Nella piena atmosfera delle Olimpiadi di Rio 2016, la notizia ci è sembrata alquanto interessante: non esisterebbe infatti un unico modo per allenarsi e guadagnarsi così la possibilità di partecipare alle gare sportive mondiali.
Ci riferiamo ad un dispositivo che comprende delle semplici cuffie in grado di stimolare la corteccia motoria, migliorando così la performance in pista.
A testare questo dispositivo sono ben 5 atleti che stanno attualmente partecipando alle olimpiadi.
Non è ovviamente un sostituto all’allenamento tradizionale, ma aiuterebbe gli atleti a migliorare gesti precisi e performance come partenze o salti di ostacoli.
IL DISPOSITIVO
Le Halo Sport (così si chiamano le cuffie neurostimolatrici) sono state rilasciate dalla Halo Neuroscience, una startup statunitense di cui Brett Wingeier e Dan Chao sono i fondatori.
Il dispositivo è costituito da un semplice paio di cuffie, costituite da un rivestimento di piccoli aghi morbidi che, premendo contro il cranio, permettono la distribuzione di piccoli impulsi di corrente elettrica al cervello, precisamente alla corteccia motoria.
L’arco delle cuffie contiene due elettrodi che offrono una piccola quantità di corrente elettrica alla testa dell’atleta, rivolta ai neuroni nella corteccia motoria, una regione del cervello che coordina il movimento.
La base teorica del dispositivo è il neuropriming, ovvero una sorta di allenamento per la predisposizione dei neuroni; si è dimostrato, infatti, che la stimolazione transcranica a corrente continua (detta anche tDCS) può stimolare l’attivazione del cervello e formare, dunque, nuove connessioni.
Lo studio ha portato gli scienziati a sbilanciarsi sul fatto che questa tecnologia può essere investita nel migliorare la cognizione, aumentare i tempi di recupero e aumentare l’abilità degli atleti.
Non può essere quindi coinvolto solo in campo sportivo, ma può anche essere usato sia nella lotta contro la depressione e la dipendenza sia nel miglioramento della deambulazione dei malati di Parkinson.
A tal proposito, è stato pubblicato nel 2014 nella rivista Neuroscience Letters uno studio che riporta miglioramenti nella velocità, riscontrati in un uomo settantanovenne argentino durante un tango, affetto dal morbo di Parkinson, in modo moderato.
L’ idea che la tDSC potesse aiutare gli atleti è subentrata intorno al 2007, quando i ricercatori italiani hanno dimostrato che la stimolazione della corteccia motoria comportava una riduzione della fatica neuromuscolare ed un aumento della resistenza dei flessori del gomito sinistro, in un gruppo di volontari.
━━━━━━
ATTIVITÀ RICHIESTE —
**A.** Riassumi in due frasi il testo sulle cuffie neurostimolatrici.
**B.** Ripeti parola per parola il passo del testo sulle cuffie neurostimolatrici che va da "Nella piena atmosfera" fino a "partecipando alle olimpiadi.".

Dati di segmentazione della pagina
━━━━━━
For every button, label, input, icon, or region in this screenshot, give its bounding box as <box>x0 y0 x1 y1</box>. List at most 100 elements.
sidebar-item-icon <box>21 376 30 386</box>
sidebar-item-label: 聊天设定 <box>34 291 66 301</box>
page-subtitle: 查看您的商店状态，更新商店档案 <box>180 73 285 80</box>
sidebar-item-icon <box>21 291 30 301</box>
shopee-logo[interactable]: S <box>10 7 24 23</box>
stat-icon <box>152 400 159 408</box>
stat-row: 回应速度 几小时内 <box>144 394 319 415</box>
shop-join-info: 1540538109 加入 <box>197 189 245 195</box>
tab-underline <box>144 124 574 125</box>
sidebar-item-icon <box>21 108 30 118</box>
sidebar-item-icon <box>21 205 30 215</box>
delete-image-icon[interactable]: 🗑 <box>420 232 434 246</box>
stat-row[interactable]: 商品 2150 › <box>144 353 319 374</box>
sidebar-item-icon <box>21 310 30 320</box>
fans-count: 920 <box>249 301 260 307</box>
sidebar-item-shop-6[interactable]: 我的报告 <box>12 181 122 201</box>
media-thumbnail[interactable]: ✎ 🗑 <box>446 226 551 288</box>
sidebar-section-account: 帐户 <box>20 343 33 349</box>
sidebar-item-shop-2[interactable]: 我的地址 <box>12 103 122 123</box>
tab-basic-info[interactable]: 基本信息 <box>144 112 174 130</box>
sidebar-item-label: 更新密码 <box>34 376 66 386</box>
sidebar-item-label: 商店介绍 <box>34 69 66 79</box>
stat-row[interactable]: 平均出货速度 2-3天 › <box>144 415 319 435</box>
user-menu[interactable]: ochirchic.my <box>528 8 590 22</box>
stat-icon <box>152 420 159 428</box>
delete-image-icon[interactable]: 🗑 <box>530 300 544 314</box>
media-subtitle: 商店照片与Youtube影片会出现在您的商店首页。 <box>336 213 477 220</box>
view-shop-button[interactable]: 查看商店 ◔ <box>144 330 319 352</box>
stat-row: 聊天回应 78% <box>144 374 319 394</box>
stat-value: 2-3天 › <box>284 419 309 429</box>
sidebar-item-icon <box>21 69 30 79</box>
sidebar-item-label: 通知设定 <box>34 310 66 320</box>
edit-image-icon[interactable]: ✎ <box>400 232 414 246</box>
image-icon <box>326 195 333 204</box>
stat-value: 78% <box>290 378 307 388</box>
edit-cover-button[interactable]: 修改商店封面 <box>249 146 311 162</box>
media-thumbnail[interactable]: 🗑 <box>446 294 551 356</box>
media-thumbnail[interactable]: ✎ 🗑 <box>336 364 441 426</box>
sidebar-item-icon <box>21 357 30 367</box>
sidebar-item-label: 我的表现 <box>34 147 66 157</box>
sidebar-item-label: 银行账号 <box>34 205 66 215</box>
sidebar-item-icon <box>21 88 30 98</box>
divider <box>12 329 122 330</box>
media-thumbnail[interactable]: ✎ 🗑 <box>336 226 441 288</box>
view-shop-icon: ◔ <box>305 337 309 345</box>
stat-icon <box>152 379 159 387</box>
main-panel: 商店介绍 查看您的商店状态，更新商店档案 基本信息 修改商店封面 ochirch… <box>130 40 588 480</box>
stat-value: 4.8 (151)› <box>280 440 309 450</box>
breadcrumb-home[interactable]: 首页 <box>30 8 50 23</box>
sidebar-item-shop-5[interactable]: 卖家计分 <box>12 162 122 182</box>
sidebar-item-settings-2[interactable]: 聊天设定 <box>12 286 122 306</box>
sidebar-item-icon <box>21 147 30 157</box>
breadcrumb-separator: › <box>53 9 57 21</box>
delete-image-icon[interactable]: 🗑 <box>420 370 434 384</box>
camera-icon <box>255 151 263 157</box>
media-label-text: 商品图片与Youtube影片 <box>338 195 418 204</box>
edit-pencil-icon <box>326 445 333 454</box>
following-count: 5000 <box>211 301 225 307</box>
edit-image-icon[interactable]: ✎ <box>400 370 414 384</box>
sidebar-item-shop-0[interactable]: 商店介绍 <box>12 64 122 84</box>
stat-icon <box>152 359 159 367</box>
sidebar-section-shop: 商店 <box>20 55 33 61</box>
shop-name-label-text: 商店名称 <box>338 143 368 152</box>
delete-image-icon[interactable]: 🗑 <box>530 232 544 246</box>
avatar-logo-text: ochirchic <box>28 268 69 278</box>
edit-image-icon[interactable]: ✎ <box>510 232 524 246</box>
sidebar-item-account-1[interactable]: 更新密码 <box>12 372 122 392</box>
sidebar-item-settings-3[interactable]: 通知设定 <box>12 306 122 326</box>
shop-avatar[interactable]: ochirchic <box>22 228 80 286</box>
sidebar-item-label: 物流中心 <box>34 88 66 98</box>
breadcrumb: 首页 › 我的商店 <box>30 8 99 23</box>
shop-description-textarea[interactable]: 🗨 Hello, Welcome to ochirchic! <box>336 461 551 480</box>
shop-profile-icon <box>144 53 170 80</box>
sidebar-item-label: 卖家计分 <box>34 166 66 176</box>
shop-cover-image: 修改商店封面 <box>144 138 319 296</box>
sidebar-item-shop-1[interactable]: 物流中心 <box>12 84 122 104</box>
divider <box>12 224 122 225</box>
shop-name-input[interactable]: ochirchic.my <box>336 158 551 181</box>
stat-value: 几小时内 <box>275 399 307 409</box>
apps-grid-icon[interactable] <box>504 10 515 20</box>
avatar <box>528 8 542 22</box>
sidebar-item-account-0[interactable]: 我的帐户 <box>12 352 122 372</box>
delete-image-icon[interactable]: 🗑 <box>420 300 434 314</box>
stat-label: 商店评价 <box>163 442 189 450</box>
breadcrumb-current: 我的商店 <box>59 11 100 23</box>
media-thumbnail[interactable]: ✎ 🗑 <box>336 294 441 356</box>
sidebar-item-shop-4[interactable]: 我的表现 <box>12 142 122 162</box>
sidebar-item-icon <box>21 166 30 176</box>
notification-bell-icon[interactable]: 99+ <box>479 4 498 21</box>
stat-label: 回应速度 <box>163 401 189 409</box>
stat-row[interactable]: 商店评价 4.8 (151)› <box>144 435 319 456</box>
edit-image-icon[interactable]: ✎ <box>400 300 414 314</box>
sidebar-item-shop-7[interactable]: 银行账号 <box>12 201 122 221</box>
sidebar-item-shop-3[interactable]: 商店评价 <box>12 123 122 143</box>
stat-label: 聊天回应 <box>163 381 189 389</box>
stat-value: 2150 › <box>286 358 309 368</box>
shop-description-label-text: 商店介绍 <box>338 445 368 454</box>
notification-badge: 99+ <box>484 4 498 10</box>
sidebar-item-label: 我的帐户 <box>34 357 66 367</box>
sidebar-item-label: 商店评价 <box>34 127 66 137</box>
━━━━━━
ESERCIZIO SVOLTO —
**A.** Le Halo Sport, cuffie della startup statunitense Halo Neuroscience, inviano piccoli impulsi di corrente elettrica alla corteccia motoria per migliorare la performance in pista, e cinque atleti che partecipano alle Olimpiadi le stanno testando. Il dispositivo si basa sul neuropriming, cioè sulla stimolazione transcranica a corrente continua (tDCS), che può attivare il cervello e formare nuove connessioni, e potrebbe servire anche contro la depressione e la dipendenza e per la deambulazione dei malati di Parkinson.

**B.**
Nella piena atmosfera delle Olimpiadi di Rio 2016, la notizia ci è sembrata alquanto interessante: non esisterebbe infatti un unico modo per allenarsi e guadagnarsi così la possibilità di partecipare alle gare sportive mondiali.
Ci riferiamo ad un dispositivo che comprende delle semplici cuffie in grado di stimolare la corteccia motoria, migliorando così la performance in pista.
A testare questo dispositivo sono ben 5 atleti che stanno attualmente partecipando alle olimpiadi.